Repeat the entire listing exactly.

### Task inputs ###

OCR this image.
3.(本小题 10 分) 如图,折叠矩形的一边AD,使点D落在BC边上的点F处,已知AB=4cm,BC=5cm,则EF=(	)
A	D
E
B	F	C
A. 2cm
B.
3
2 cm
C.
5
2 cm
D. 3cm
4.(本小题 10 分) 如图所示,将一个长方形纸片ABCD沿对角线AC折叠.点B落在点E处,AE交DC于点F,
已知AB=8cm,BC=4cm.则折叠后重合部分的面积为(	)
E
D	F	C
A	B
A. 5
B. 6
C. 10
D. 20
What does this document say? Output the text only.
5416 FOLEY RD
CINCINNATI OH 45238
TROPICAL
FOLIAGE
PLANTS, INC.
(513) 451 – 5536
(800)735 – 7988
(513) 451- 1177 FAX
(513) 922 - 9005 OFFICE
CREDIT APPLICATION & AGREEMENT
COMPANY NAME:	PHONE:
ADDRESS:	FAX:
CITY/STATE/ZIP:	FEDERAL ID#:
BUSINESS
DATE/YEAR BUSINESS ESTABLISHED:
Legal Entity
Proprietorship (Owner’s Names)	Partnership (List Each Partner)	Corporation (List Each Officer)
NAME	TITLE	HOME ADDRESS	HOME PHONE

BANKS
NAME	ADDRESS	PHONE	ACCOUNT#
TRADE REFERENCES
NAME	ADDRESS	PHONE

###

## [Exercise solution]
OCR this image.
3.(本小题 10 分) 如图,折叠矩形的一边AD,使点D落在BC边上的点F处,已知AB=4cm,BC=5cm,则EF=(	)
A	D
E
B	F	C
A. 2cm
B.
3
2 cm
C.
5
2 cm
D. 3cm
4.(本小题 10 分) 如图所示,将一个长方形纸片ABCD沿对角线AC折叠.点B落在点E处,AE交DC于点F,
已知AB=8cm,BC=4cm.则折叠后重合部分的面积为(	)
E
D	F	C
A	B
A. 5
B. 6
C. 10
D. 20
What does this document say? Output the text only.
5416 FOLEY RD
CINCINNATI OH 45238
TROPICAL
FOLIAGE
PLANTS, INC.
(513) 451 – 5536
(800)735 – 7988
(513) 451- 1177 FAX
(513) 922 - 9005 OFFICE
CREDIT APPLICATION & AGREEMENT
COMPANY NAME:	PHONE:
ADDRESS:	FAX:
CITY/STATE/ZIP:	FEDERAL ID#:
BUSINESS
DATE/YEAR BUSINESS ESTABLISHED:
Legal Entity
Proprietorship (Owner’s Names)	Partnership (List Each Partner)	Corporation (List Each Officer)
NAME	TITLE	HOME ADDRESS	HOME PHONE

BANKS
NAME	ADDRESS	PHONE	ACCOUNT#
TRADE REFERENCES
NAME	ADDRESS	PHONE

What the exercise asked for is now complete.